Written exercise:
Print the listing in its entirety and exactly, leaving out images.

[Recorded data]
--------
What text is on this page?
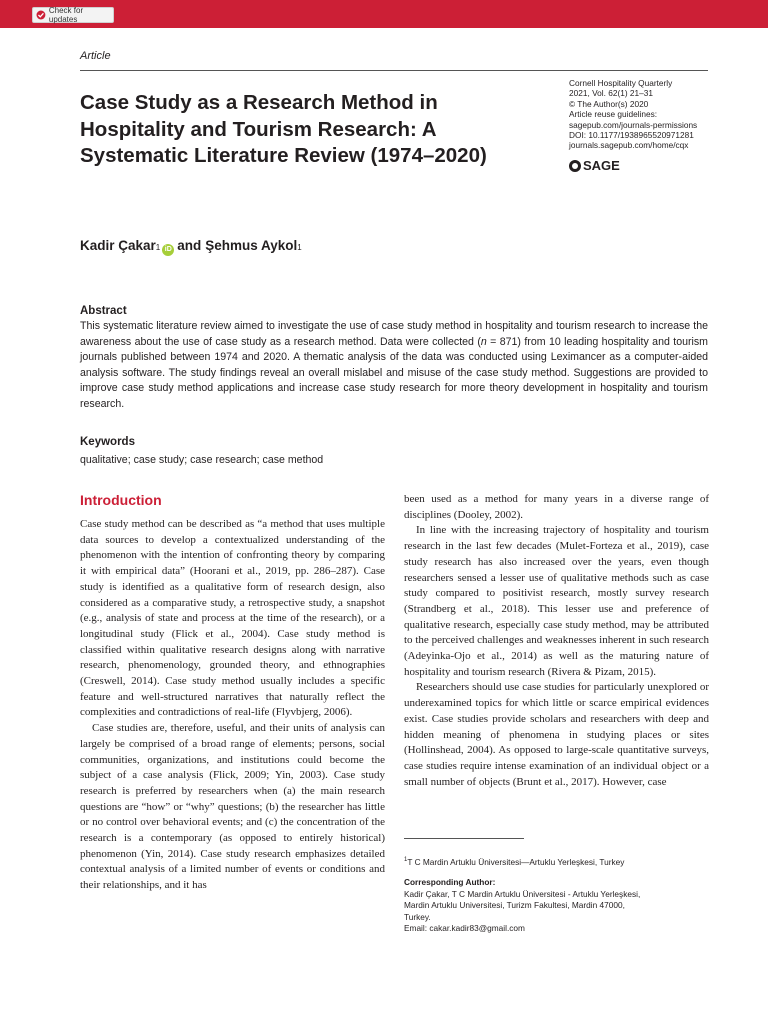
Check for updates
Article
Case Study as a Research Method in Hospitality and Tourism Research: A Systematic Literature Review (1974–2020)
Cornell Hospitality Quarterly
2021, Vol. 62(1) 21–31
© The Author(s) 2020
Article reuse guidelines:
sagepub.com/journals-permissions
DOI: 10.1177/1938965520971281
journals.sagepub.com/home/cqx
SAGE
Kadir Çakar 1 iD and Şehmus Aykol 1
Abstract

This systematic literature review aimed to investigate the use of case study method in hospitality and tourism research to increase the awareness about the use of case study as a research method. Data were collected (n = 871) from 10 leading hospitality and tourism journals published between 1974 and 2020. A thematic analysis of the data was conducted using Leximancer as a computer-aided analysis software. The study findings reveal an overall mislabel and misuse of the case study method. Suggestions are provided to improve case study method applications and increase case study research for more theory development in hospitality and tourism research.

Keywords
qualitative; case study; case research; case method
Introduction

Case study method can be described as “a method that uses multiple data sources to develop a contextualized understanding of the phenomenon with the intention of confronting theory by comparing it with empirical data” (Hoorani et al., 2019, pp. 286–287). Case study is identified as a qualitative form of research design, also considered as a comparative study, a retrospective study, a snapshot (e.g., analysis of state and process at the time of the research), or a longitudinal study (Flick et al., 2004). Case study method is classified within qualitative research designs along with narrative research, phenomenology, grounded theory, and ethnographies (Creswell, 2014). Case study method usually includes a specific feature and well-structured narratives that naturally reflect the complexities and contradictions of real-life (Flyvbjerg, 2006).

Case studies are, therefore, useful, and their units of analysis can largely be comprised of a broad range of elements; persons, social communities, organizations, and institutions could become the subject of a case analysis (Flick, 2009; Yin, 2003). Case study research is preferred by researchers when (a) the main research questions are “how” or “why” questions; (b) the researcher has little or no control over behavioral events; and (c) the concentration of the research is a contemporary (as opposed to entirely historical) phenomenon (Yin, 2014). Case study research emphasizes detailed contextual analysis of a limited number of events or conditions and their relationships, and it has

been used as a method for many years in a diverse range of disciplines (Dooley, 2002).

In line with the increasing trajectory of hospitality and tourism research in the last few decades (Mulet-Forteza et al., 2019), case study research has also increased over the years, even though researchers sensed a lesser use of qualitative methods such as case study compared to positivist research, mostly survey research (Strandberg et al., 2018). This lesser use and preference of qualitative research, especially case study method, may be attributed to the perceived challenges and weaknesses inherent in such research (Adeyinka-Ojo et al., 2014) as well as the maturing nature of hospitality and tourism research (Rivera & Pizam, 2015).

Researchers should use case studies for particularly unexplored or underexamined topics for which little or scarce empirical evidences exist. Case studies provide scholars and researchers with deep and hidden meaning of phenomena in studying places or sites (Hollinshead, 2004). As opposed to large-scale quantitative surveys, case studies require intense examination of an individual object or a small number of objects (Brunt et al., 2017). However, case

$^1$T C Mardin Artuklu Üniversitesi—Artuklu Yerleşkesi, Turkey
Corresponding Author:
Kadir Çakar, T C Mardin Artuklu Üniversitesi - Artuklu Yerleşkesi,
Mardin Artuklu Universitesi, Turizm Fakultesi, Mardin 47000,
Turkey.
Email: cakar.kadir83@gmail.com
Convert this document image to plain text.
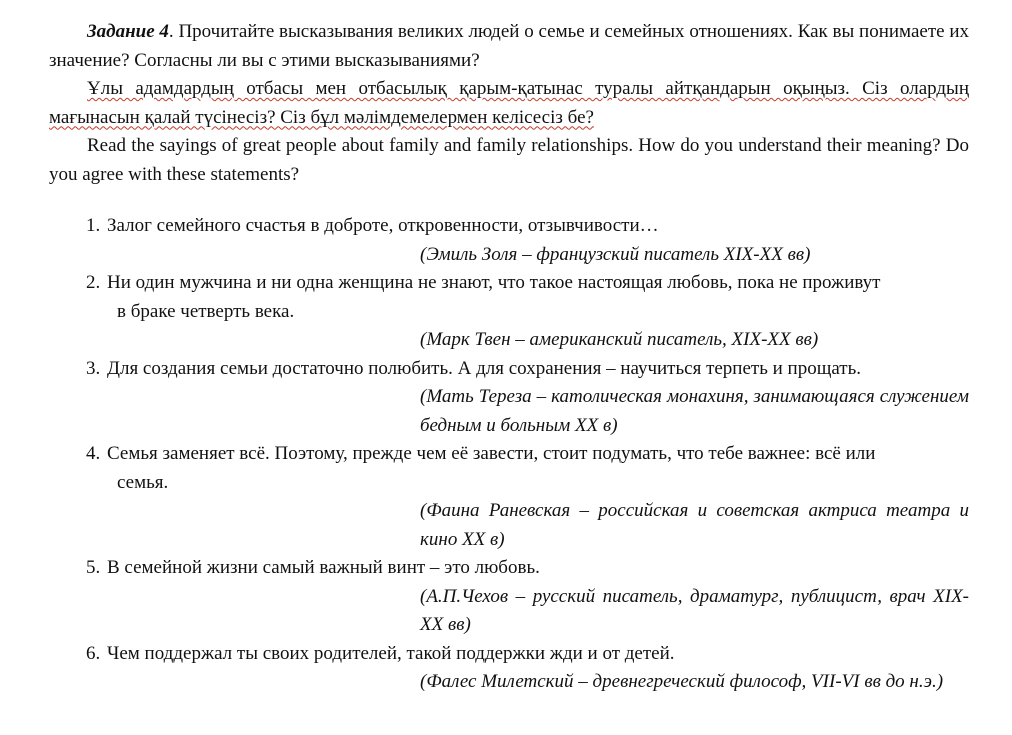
Задание 4. Прочитайте высказывания великих людей о семье и семейных отношениях. Как вы понимаете их значение? Согласны ли вы с этими высказываниями?

Ұлы адамдардың отбасы мен отбасылық қарым-қатынас туралы айтқандарын оқыңыз. Сіз олардың мағынасын қалай түсінесіз? Сіз бұл мәлімдемелермен келісесіз бе?

Read the sayings of great people about family and family relationships. How do you understand their meaning? Do you agree with these statements?

1. Залог семейного счастья в доброте, откровенности, отзывчивости…
(Эмиль Золя – французский писатель XIX-XX вв)
2. Ни один мужчина и ни одна женщина не знают, что такое настоящая любовь, пока не проживут
в браке четверть века.
(Марк Твен – американский писатель, XIX-XX вв)
3. Для создания семьи достаточно полюбить. А для сохранения – научиться терпеть и прощать.
(Мать Тереза – католическая монахиня, занимающаяся служением бедным и больным XX в)
4. Семья заменяет всё. Поэтому, прежде чем её завести, стоит подумать, что тебе важнее: всё или
семья.
(Фаина Раневская – российская и советская актриса театра и кино XX в)
5. В семейной жизни самый важный винт – это любовь.
(А.П.Чехов – русский писатель, драматург, публицист, врач XIX-XX вв)
6. Чем поддержал ты своих родителей, такой поддержки жди и от детей.
(Фалес Милетский – древнегреческий философ, VII-VI вв до н.э.)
--------
Answer in full:
What text is on this page?
Check for updates
Article
Case Study as a Research Method in Hospitality and Tourism Research: A Systematic Literature Review (1974–2020)
Cornell Hospitality Quarterly
2021, Vol. 62(1) 21–31
© The Author(s) 2020
Article reuse guidelines:
sagepub.com/journals-permissions
DOI: 10.1177/1938965520971281
journals.sagepub.com/home/cqx
SAGE
Kadir Çakar 1 iD and Şehmus Aykol 1
Abstract

This systematic literature review aimed to investigate the use of case study method in hospitality and tourism research to increase the awareness about the use of case study as a research method. Data were collected (n = 871) from 10 leading hospitality and tourism journals published between 1974 and 2020. A thematic analysis of the data was conducted using Leximancer as a computer-aided analysis software. The study findings reveal an overall mislabel and misuse of the case study method. Suggestions are provided to improve case study method applications and increase case study research for more theory development in hospitality and tourism research.

Keywords
qualitative; case study; case research; case method
Introduction

Case study method can be described as “a method that uses multiple data sources to develop a contextualized understanding of the phenomenon with the intention of confronting theory by comparing it with empirical data” (Hoorani et al., 2019, pp. 286–287). Case study is identified as a qualitative form of research design, also considered as a comparative study, a retrospective study, a snapshot (e.g., analysis of state and process at the time of the research), or a longitudinal study (Flick et al., 2004). Case study method is classified within qualitative research designs along with narrative research, phenomenology, grounded theory, and ethnographies (Creswell, 2014). Case study method usually includes a specific feature and well-structured narratives that naturally reflect the complexities and contradictions of real-life (Flyvbjerg, 2006).

Case studies are, therefore, useful, and their units of analysis can largely be comprised of a broad range of elements; persons, social communities, organizations, and institutions could become the subject of a case analysis (Flick, 2009; Yin, 2003). Case study research is preferred by researchers when (a) the main research questions are “how” or “why” questions; (b) the researcher has little or no control over behavioral events; and (c) the concentration of the research is a contemporary (as opposed to entirely historical) phenomenon (Yin, 2014). Case study research emphasizes detailed contextual analysis of a limited number of events or conditions and their relationships, and it has

been used as a method for many years in a diverse range of disciplines (Dooley, 2002).

In line with the increasing trajectory of hospitality and tourism research in the last few decades (Mulet-Forteza et al., 2019), case study research has also increased over the years, even though researchers sensed a lesser use of qualitative methods such as case study compared to positivist research, mostly survey research (Strandberg et al., 2018). This lesser use and preference of qualitative research, especially case study method, may be attributed to the perceived challenges and weaknesses inherent in such research (Adeyinka-Ojo et al., 2014) as well as the maturing nature of hospitality and tourism research (Rivera & Pizam, 2015).

Researchers should use case studies for particularly unexplored or underexamined topics for which little or scarce empirical evidences exist. Case studies provide scholars and researchers with deep and hidden meaning of phenomena in studying places or sites (Hollinshead, 2004). As opposed to large-scale quantitative surveys, case studies require intense examination of an individual object or a small number of objects (Brunt et al., 2017). However, case

$^1$T C Mardin Artuklu Üniversitesi—Artuklu Yerleşkesi, Turkey
Corresponding Author:
Kadir Çakar, T C Mardin Artuklu Üniversitesi - Artuklu Yerleşkesi,
Mardin Artuklu Universitesi, Turizm Fakultesi, Mardin 47000,
Turkey.
Email: cakar.kadir83@gmail.com
Convert this document image to plain text.
Задание 4. Прочитайте высказывания великих людей о семье и семейных отношениях. Как вы понимаете их значение? Согласны ли вы с этими высказываниями?

Ұлы адамдардың отбасы мен отбасылық қарым-қатынас туралы айтқандарын оқыңыз. Сіз олардың мағынасын қалай түсінесіз? Сіз бұл мәлімдемелермен келісесіз бе?

Read the sayings of great people about family and family relationships. How do you understand their meaning? Do you agree with these statements?

1. Залог семейного счастья в доброте, откровенности, отзывчивости…
(Эмиль Золя – французский писатель XIX-XX вв)
2. Ни один мужчина и ни одна женщина не знают, что такое настоящая любовь, пока не проживут
в браке четверть века.
(Марк Твен – американский писатель, XIX-XX вв)
3. Для создания семьи достаточно полюбить. А для сохранения – научиться терпеть и прощать.
(Мать Тереза – католическая монахиня, занимающаяся служением бедным и больным XX в)
4. Семья заменяет всё. Поэтому, прежде чем её завести, стоит подумать, что тебе важнее: всё или
семья.
(Фаина Раневская – российская и советская актриса театра и кино XX в)
5. В семейной жизни самый важный винт – это любовь.
(А.П.Чехов – русский писатель, драматург, публицист, врач XIX-XX вв)
6. Чем поддержал ты своих родителей, такой поддержки жди и от детей.
(Фалес Милетский – древнегреческий философ, VII-VI вв до н.э.)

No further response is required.